Write out all lines holding the word "заражений".

### Material for this task ###

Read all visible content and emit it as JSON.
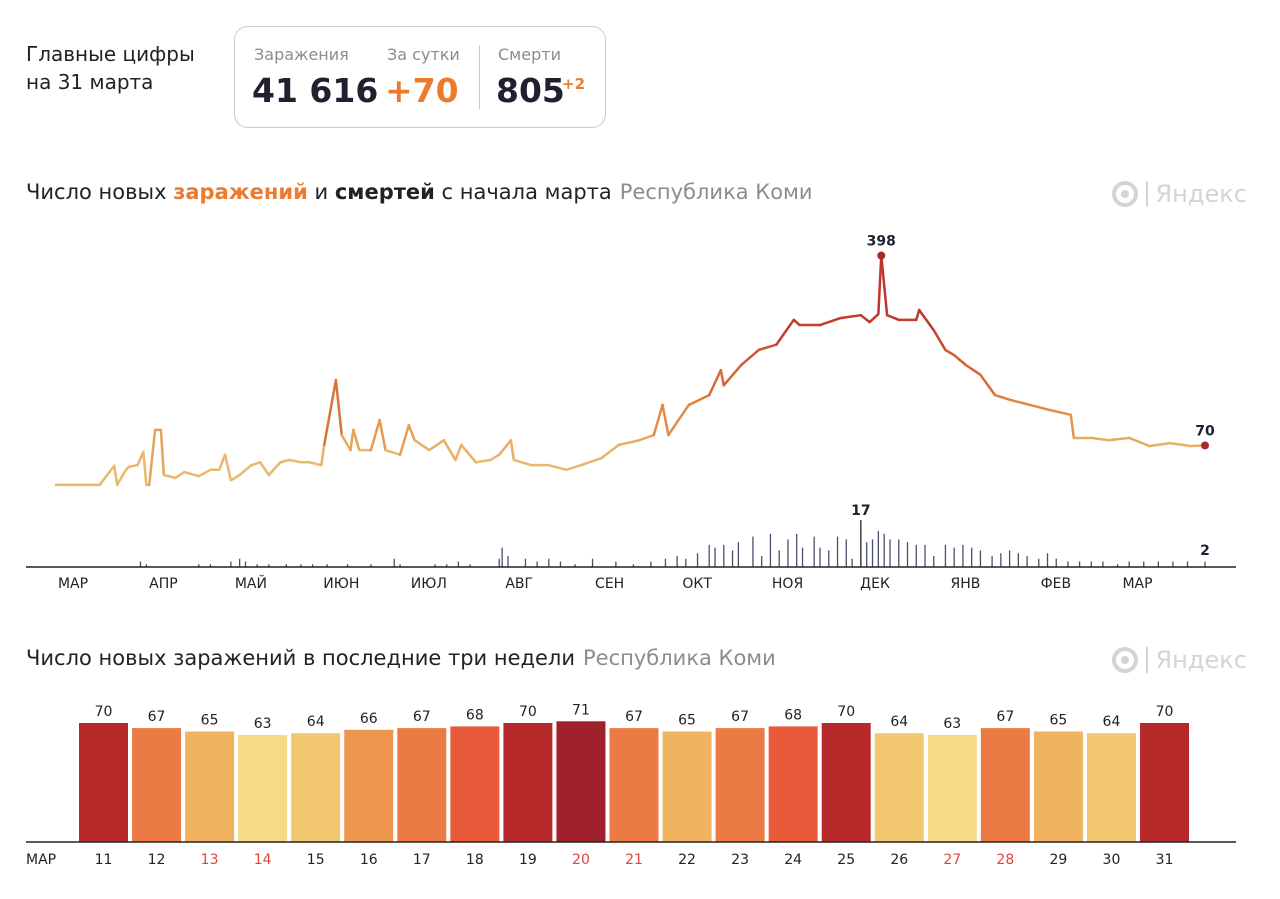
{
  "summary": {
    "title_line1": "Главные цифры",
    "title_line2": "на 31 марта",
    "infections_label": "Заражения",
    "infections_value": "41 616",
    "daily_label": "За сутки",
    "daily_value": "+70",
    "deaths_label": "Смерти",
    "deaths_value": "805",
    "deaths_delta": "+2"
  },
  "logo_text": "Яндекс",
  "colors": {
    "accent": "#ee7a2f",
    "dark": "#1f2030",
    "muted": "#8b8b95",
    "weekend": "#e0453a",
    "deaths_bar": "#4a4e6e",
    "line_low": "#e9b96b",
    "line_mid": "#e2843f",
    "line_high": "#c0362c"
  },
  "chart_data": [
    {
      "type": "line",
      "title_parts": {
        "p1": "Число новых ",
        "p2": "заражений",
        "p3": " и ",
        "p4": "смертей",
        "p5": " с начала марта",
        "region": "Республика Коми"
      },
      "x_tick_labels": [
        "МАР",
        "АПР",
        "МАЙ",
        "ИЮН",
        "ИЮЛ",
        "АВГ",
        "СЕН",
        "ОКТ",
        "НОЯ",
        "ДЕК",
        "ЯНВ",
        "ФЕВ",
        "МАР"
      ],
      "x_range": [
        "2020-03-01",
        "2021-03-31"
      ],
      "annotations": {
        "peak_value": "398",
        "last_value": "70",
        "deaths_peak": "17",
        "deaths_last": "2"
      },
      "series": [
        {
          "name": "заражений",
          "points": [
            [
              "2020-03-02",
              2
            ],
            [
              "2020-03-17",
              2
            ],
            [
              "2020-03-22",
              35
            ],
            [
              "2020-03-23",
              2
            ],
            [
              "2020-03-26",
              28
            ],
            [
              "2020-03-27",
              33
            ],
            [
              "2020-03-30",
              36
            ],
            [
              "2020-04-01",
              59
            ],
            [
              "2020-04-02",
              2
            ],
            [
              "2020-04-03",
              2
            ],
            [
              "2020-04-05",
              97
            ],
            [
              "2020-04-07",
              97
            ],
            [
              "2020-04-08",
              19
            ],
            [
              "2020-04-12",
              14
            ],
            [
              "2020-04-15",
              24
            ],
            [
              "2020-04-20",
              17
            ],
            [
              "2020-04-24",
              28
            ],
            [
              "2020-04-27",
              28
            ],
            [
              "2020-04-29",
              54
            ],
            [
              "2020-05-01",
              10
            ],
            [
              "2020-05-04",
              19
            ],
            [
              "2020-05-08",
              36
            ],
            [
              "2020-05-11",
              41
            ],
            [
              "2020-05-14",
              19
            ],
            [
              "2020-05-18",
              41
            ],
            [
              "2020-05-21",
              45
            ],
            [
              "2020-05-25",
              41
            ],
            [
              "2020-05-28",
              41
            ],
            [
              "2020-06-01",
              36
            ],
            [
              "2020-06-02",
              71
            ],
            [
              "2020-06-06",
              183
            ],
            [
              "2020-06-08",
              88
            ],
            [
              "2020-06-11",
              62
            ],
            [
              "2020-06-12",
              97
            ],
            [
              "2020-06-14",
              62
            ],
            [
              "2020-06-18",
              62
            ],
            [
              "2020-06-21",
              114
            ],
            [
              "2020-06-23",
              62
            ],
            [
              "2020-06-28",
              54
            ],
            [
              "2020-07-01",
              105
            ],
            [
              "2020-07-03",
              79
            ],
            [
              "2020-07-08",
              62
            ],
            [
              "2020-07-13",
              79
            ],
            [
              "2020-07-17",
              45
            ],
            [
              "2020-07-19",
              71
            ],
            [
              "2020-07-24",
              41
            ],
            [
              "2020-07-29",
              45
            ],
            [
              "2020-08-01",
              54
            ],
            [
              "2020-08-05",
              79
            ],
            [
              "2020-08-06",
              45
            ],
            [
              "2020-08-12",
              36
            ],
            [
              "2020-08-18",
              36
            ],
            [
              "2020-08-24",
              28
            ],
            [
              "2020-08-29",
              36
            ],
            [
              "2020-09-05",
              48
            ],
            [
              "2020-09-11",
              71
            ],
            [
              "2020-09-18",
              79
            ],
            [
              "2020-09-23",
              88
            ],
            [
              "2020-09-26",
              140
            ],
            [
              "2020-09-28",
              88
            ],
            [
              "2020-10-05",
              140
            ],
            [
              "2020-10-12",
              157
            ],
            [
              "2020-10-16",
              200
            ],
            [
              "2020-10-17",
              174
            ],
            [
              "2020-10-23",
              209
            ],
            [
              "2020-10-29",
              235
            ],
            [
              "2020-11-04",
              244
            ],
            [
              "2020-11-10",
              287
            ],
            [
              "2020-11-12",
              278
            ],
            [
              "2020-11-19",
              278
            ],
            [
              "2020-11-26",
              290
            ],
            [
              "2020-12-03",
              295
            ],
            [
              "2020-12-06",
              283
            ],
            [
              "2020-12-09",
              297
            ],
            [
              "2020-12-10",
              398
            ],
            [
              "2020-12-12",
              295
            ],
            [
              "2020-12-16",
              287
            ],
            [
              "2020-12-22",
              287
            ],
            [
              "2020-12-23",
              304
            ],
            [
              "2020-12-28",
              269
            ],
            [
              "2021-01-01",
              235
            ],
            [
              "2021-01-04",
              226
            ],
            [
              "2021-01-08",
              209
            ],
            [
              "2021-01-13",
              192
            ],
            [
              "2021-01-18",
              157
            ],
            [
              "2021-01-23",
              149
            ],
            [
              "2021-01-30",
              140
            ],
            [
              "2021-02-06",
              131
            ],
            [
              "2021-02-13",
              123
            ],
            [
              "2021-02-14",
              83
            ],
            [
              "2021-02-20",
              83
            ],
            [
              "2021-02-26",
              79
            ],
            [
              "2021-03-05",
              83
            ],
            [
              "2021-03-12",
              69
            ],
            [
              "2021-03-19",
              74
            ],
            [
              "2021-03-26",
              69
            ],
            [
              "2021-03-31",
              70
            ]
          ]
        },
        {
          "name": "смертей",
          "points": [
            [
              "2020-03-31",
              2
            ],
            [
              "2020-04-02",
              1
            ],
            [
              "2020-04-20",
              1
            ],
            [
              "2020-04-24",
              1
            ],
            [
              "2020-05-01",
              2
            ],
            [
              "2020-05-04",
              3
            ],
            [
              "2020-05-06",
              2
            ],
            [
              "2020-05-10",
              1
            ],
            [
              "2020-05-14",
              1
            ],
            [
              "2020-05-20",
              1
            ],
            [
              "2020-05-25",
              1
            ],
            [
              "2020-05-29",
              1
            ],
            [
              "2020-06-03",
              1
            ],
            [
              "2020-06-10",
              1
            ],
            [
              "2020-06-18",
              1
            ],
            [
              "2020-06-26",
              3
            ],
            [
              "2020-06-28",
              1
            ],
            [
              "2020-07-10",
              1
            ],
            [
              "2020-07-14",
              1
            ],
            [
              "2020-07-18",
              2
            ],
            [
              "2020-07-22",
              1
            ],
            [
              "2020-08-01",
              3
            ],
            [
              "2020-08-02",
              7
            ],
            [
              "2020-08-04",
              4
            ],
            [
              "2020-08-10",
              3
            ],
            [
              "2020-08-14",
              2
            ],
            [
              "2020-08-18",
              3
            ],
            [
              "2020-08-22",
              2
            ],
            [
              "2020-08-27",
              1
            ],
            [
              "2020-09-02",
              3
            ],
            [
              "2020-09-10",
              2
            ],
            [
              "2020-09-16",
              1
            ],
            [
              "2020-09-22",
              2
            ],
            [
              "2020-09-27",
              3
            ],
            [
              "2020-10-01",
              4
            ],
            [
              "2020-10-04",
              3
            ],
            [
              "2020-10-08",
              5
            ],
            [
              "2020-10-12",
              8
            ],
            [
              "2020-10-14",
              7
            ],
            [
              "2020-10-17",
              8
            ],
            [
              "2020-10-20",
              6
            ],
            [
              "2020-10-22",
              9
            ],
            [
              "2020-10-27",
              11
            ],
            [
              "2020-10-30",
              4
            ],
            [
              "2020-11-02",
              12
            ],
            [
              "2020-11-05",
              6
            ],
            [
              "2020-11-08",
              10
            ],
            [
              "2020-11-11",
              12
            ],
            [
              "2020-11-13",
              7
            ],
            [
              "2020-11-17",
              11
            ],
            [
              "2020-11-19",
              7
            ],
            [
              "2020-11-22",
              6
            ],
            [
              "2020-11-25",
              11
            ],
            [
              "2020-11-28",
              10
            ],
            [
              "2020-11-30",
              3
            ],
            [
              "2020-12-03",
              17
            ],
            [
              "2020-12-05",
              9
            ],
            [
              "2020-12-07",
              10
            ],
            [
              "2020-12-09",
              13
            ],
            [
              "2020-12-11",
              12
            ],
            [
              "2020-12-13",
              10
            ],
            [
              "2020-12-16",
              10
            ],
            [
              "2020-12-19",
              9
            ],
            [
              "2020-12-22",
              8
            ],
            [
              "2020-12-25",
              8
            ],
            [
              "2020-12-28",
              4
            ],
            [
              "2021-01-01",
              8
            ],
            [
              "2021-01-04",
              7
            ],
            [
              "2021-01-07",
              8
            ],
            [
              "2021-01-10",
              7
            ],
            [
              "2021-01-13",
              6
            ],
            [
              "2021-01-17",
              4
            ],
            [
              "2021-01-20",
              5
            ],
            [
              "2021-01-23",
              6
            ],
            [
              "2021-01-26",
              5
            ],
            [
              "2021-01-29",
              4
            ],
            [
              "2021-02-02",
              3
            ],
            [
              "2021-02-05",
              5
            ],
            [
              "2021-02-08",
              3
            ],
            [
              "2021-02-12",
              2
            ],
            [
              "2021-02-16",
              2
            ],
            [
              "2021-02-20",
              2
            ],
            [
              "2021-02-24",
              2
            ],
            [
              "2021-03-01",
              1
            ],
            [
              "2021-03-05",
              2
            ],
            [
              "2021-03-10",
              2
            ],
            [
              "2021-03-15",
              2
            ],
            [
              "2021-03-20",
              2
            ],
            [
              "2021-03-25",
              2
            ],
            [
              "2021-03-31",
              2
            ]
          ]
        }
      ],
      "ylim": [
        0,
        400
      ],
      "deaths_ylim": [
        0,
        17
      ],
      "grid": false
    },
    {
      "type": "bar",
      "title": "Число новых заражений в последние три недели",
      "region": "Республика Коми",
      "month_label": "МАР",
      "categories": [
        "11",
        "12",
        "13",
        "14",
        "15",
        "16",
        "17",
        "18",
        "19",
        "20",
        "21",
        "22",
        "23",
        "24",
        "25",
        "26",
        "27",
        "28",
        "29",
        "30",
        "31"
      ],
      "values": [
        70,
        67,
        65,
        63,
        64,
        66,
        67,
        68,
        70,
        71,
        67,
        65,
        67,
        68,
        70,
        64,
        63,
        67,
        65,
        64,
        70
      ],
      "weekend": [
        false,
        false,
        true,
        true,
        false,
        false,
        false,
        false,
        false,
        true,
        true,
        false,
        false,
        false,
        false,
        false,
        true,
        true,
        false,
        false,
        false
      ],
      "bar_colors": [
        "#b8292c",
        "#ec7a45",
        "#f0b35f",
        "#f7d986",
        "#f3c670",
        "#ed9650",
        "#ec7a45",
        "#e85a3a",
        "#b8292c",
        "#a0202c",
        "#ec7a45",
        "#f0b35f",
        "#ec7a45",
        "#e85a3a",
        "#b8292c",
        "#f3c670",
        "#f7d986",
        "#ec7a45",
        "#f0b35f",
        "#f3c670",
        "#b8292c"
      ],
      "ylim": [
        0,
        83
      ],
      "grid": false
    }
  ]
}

###
### Material for this task ###

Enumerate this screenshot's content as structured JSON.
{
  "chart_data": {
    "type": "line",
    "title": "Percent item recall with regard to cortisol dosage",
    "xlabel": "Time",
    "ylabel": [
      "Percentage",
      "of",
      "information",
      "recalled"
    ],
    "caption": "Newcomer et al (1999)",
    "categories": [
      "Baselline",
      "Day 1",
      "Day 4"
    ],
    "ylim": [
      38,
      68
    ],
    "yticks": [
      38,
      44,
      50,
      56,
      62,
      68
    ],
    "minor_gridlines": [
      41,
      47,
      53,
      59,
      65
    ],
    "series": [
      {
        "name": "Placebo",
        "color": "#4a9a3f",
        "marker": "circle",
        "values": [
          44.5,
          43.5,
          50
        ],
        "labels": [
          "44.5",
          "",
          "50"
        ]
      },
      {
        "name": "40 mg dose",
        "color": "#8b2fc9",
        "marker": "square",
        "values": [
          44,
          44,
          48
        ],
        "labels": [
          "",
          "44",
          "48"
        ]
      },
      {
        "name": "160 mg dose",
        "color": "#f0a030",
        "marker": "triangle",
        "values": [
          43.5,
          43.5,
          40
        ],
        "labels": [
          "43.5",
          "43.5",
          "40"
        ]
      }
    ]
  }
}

###
### Material for this task ###

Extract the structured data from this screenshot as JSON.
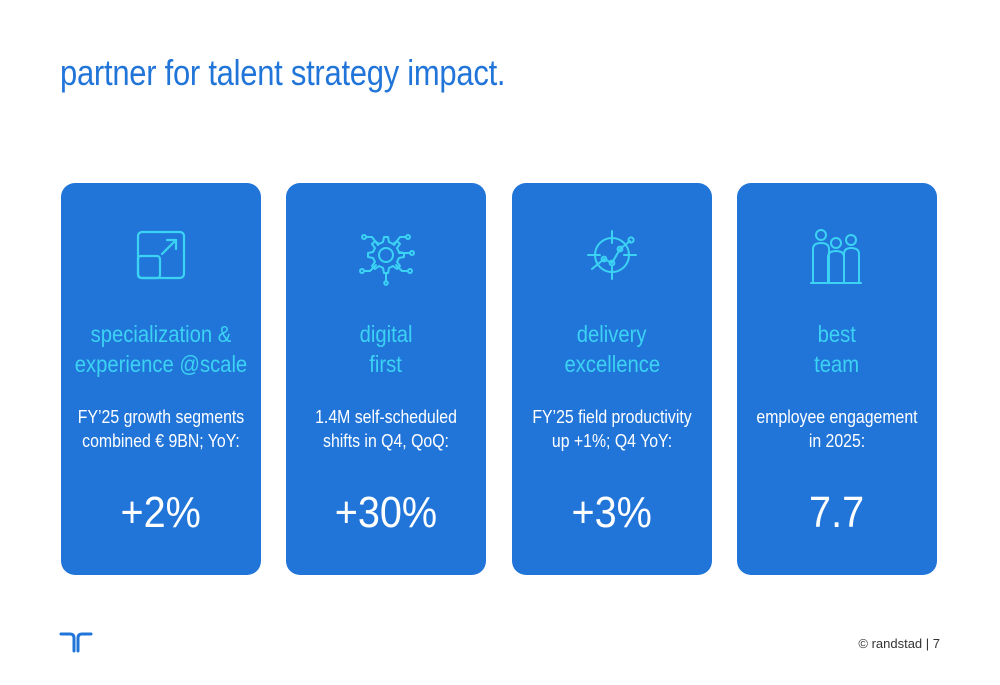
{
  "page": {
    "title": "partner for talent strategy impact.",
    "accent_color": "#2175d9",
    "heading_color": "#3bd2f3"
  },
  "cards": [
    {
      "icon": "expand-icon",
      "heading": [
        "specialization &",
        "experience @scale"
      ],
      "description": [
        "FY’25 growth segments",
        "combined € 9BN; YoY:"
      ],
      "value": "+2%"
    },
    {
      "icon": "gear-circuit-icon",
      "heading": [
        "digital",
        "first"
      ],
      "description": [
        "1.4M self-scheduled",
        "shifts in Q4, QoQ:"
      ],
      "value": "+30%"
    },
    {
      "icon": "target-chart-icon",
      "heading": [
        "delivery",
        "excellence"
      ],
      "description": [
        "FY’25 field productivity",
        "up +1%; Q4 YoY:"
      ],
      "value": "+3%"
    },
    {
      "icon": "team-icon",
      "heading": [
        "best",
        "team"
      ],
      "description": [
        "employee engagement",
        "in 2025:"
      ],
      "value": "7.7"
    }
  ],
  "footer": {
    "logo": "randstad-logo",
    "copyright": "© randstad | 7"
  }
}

###

Completed exercise -
        "p2": "заражений",
          "name": "заражений",
      "title": "Число новых заражений в последние три недели",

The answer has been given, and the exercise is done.